- Short exercise -
Lines containing the word "CENTRE" are the ones to copy from the records below.

* Begin Provided data *

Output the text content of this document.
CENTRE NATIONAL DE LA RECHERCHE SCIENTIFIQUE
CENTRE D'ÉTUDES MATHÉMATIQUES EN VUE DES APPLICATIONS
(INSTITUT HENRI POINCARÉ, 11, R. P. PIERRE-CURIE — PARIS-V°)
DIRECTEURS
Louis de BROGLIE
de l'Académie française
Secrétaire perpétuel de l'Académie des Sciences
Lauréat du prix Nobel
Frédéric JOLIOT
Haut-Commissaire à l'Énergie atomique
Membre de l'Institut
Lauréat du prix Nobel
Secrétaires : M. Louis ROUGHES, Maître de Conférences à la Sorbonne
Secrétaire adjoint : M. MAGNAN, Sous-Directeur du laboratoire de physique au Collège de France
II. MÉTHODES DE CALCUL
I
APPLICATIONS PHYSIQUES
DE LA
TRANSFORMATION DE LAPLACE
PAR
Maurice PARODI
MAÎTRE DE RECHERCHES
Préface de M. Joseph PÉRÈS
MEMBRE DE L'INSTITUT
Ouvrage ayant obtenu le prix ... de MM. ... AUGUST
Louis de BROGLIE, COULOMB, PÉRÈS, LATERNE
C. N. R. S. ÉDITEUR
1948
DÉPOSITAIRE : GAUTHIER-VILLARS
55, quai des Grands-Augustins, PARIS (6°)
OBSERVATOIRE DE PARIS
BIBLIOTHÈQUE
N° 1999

* End Provided data *

- Result for this exercise -
CENTRE NATIONAL DE LA RECHERCHE SCIENTIFIQUE
CENTRE D'ÉTUDES MATHÉMATIQUES EN VUE DES APPLICATIONS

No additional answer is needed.